Exercise goal: Copy the following lines word for word, with nothing changed.

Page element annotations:
━━━

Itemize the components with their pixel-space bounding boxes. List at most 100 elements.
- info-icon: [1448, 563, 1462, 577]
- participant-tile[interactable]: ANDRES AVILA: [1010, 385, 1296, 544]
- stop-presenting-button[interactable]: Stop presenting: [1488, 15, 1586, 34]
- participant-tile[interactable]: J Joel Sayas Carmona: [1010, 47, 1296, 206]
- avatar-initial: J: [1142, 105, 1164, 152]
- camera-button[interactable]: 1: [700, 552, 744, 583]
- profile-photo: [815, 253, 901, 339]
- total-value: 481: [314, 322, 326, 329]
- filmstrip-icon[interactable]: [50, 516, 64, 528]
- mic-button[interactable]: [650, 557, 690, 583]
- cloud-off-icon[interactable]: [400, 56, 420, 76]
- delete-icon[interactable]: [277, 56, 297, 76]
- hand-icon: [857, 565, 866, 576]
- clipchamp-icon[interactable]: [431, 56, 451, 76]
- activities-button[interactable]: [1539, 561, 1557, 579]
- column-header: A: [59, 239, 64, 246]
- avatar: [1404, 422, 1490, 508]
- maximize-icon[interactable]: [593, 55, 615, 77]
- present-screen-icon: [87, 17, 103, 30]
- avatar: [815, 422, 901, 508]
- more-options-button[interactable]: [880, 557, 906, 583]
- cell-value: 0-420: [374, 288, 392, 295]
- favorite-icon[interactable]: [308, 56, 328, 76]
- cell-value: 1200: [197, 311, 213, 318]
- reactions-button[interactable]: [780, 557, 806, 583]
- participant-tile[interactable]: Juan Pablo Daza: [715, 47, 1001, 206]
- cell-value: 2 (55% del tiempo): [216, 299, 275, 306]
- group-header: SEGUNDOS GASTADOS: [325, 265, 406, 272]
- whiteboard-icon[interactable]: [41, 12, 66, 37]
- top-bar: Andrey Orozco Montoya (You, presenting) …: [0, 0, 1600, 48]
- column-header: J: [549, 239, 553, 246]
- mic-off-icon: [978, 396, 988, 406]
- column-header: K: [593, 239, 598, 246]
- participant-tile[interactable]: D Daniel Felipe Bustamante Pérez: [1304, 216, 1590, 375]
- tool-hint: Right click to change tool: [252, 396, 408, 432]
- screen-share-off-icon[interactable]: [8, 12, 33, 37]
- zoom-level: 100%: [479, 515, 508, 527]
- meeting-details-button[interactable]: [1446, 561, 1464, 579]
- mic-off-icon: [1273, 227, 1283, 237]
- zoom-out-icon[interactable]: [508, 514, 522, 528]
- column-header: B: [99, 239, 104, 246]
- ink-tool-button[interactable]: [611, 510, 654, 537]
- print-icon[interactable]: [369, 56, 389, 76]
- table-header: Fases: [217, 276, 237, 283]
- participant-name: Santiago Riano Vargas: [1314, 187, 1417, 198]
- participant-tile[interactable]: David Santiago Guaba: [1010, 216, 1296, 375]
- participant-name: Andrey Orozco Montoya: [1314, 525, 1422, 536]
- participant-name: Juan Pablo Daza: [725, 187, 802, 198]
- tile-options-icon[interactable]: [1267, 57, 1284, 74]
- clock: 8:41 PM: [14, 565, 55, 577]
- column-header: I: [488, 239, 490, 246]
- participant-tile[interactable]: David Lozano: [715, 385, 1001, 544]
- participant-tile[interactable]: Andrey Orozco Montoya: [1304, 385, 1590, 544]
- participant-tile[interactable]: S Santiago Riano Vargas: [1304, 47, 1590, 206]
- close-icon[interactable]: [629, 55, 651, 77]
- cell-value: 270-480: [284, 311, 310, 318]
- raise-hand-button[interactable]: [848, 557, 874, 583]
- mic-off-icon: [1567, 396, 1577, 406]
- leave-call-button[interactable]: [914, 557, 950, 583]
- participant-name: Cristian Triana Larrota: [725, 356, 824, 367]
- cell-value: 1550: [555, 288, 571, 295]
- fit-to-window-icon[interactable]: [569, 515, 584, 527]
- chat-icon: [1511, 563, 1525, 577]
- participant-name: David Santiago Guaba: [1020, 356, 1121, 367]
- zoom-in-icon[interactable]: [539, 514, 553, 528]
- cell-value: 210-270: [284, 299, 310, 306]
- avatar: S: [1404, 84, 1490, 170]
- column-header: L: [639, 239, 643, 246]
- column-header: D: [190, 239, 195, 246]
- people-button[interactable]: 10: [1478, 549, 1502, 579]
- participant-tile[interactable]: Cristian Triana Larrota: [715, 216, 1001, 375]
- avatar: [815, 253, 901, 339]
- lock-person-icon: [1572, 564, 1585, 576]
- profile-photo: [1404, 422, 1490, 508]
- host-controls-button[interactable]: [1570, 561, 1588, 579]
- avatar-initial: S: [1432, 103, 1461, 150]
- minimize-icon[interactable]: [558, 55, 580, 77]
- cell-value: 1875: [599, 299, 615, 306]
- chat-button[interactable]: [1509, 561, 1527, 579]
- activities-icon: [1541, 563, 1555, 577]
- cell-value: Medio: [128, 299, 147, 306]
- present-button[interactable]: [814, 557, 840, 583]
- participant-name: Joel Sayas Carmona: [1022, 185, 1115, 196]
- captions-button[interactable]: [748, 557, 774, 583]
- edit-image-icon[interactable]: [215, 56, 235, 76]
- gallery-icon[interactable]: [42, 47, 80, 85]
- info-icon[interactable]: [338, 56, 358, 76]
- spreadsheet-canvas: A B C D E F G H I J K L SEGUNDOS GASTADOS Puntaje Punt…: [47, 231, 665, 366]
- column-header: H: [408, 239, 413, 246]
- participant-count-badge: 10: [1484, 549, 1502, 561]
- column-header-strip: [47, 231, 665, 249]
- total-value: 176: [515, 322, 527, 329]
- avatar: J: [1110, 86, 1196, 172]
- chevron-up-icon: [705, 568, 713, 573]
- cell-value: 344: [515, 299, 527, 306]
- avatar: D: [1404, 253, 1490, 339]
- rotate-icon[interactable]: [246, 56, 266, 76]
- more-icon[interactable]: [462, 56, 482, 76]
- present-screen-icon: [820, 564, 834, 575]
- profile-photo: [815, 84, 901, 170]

━━━

Written solution:
Itemize the components with their pixel-space bounding boxes. List at most 100 elements.
- info-icon: [1448, 563, 1462, 577]
- participant-tile[interactable]: ANDRES AVILA: [1010, 385, 1296, 544]
- stop-presenting-button[interactable]: Stop presenting: [1488, 15, 1586, 34]
- participant-tile[interactable]: J Joel Sayas Carmona: [1010, 47, 1296, 206]
- avatar-initial: J: [1142, 105, 1164, 152]
- camera-button[interactable]: 1: [700, 552, 744, 583]
- profile-photo: [815, 253, 901, 339]
- total-value: 481: [314, 322, 326, 329]
- filmstrip-icon[interactable]: [50, 516, 64, 528]
- mic-button[interactable]: [650, 557, 690, 583]
- cloud-off-icon[interactable]: [400, 56, 420, 76]
- delete-icon[interactable]: [277, 56, 297, 76]
- hand-icon: [857, 565, 866, 576]
- clipchamp-icon[interactable]: [431, 56, 451, 76]
- activities-button[interactable]: [1539, 561, 1557, 579]
- column-header: A: [59, 239, 64, 246]
- avatar: [1404, 422, 1490, 508]
- maximize-icon[interactable]: [593, 55, 615, 77]
- present-screen-icon: [87, 17, 103, 30]
- avatar: [815, 422, 901, 508]
- more-options-button[interactable]: [880, 557, 906, 583]
- cell-value: 0-420: [374, 288, 392, 295]
- favorite-icon[interactable]: [308, 56, 328, 76]
- cell-value: 1200: [197, 311, 213, 318]
- reactions-button[interactable]: [780, 557, 806, 583]
- participant-tile[interactable]: Juan Pablo Daza: [715, 47, 1001, 206]
- cell-value: 2 (55% del tiempo): [216, 299, 275, 306]
- group-header: SEGUNDOS GASTADOS: [325, 265, 406, 272]
- whiteboard-icon[interactable]: [41, 12, 66, 37]
- top-bar: Andrey Orozco Montoya (You, presenting) …: [0, 0, 1600, 48]
- column-header: J: [549, 239, 553, 246]
- mic-off-icon: [978, 396, 988, 406]
- column-header: K: [593, 239, 598, 246]
- participant-tile[interactable]: D Daniel Felipe Bustamante Pérez: [1304, 216, 1590, 375]
- tool-hint: Right click to change tool: [252, 396, 408, 432]
- screen-share-off-icon[interactable]: [8, 12, 33, 37]
- zoom-level: 100%: [479, 515, 508, 527]
- meeting-details-button[interactable]: [1446, 561, 1464, 579]
- mic-off-icon: [1273, 227, 1283, 237]
- zoom-out-icon[interactable]: [508, 514, 522, 528]
- column-header: B: [99, 239, 104, 246]
- ink-tool-button[interactable]: [611, 510, 654, 537]
- print-icon[interactable]: [369, 56, 389, 76]
- table-header: Fases: [217, 276, 237, 283]
- participant-name: Santiago Riano Vargas: [1314, 187, 1417, 198]
- participant-tile[interactable]: David Santiago Guaba: [1010, 216, 1296, 375]
- participant-name: Andrey Orozco Montoya: [1314, 525, 1422, 536]
- participant-name: Juan Pablo Daza: [725, 187, 802, 198]
- tile-options-icon[interactable]: [1267, 57, 1284, 74]
- clock: 8:41 PM: [14, 565, 55, 577]
- column-header: I: [488, 239, 490, 246]
- participant-tile[interactable]: David Lozano: [715, 385, 1001, 544]
- participant-tile[interactable]: Andrey Orozco Montoya: [1304, 385, 1590, 544]
- participant-tile[interactable]: S Santiago Riano Vargas: [1304, 47, 1590, 206]
- close-icon[interactable]: [629, 55, 651, 77]
- cell-value: 270-480: [284, 311, 310, 318]
- raise-hand-button[interactable]: [848, 557, 874, 583]
- mic-off-icon: [1567, 396, 1577, 406]
- leave-call-button[interactable]: [914, 557, 950, 583]
- participant-name: Cristian Triana Larrota: [725, 356, 824, 367]
- cell-value: 1550: [555, 288, 571, 295]
- fit-to-window-icon[interactable]: [569, 515, 584, 527]
- chat-icon: [1511, 563, 1525, 577]
- participant-name: David Santiago Guaba: [1020, 356, 1121, 367]
- zoom-in-icon[interactable]: [539, 514, 553, 528]
- cell-value: 210-270: [284, 299, 310, 306]
- avatar: S: [1404, 84, 1490, 170]
- column-header: L: [639, 239, 643, 246]
- column-header: D: [190, 239, 195, 246]
- people-button[interactable]: 10: [1478, 549, 1502, 579]
- participant-tile[interactable]: Cristian Triana Larrota: [715, 216, 1001, 375]
- avatar: [815, 253, 901, 339]
- lock-person-icon: [1572, 564, 1585, 576]
- profile-photo: [1404, 422, 1490, 508]
- host-controls-button[interactable]: [1570, 561, 1588, 579]
- avatar-initial: S: [1432, 103, 1461, 150]
- minimize-icon[interactable]: [558, 55, 580, 77]
- cell-value: 1875: [599, 299, 615, 306]
- chat-button[interactable]: [1509, 561, 1527, 579]
- activities-icon: [1541, 563, 1555, 577]
- cell-value: Medio: [128, 299, 147, 306]
- present-button[interactable]: [814, 557, 840, 583]
- participant-name: Joel Sayas Carmona: [1022, 185, 1115, 196]
- captions-button[interactable]: [748, 557, 774, 583]
- edit-image-icon[interactable]: [215, 56, 235, 76]
- gallery-icon[interactable]: [42, 47, 80, 85]
- info-icon[interactable]: [338, 56, 358, 76]
- spreadsheet-canvas: A B C D E F G H I J K L SEGUNDOS GASTADOS Puntaje Punt…: [47, 231, 665, 366]
- column-header: H: [408, 239, 413, 246]
- participant-count-badge: 10: [1484, 549, 1502, 561]
- column-header-strip: [47, 231, 665, 249]
- total-value: 176: [515, 322, 527, 329]
- avatar: J: [1110, 86, 1196, 172]
- chevron-up-icon: [705, 568, 713, 573]
- cell-value: 344: [515, 299, 527, 306]
- avatar: D: [1404, 253, 1490, 339]
- rotate-icon[interactable]: [246, 56, 266, 76]
- more-icon[interactable]: [462, 56, 482, 76]
- present-screen-icon: [820, 564, 834, 575]
- profile-photo: [815, 84, 901, 170]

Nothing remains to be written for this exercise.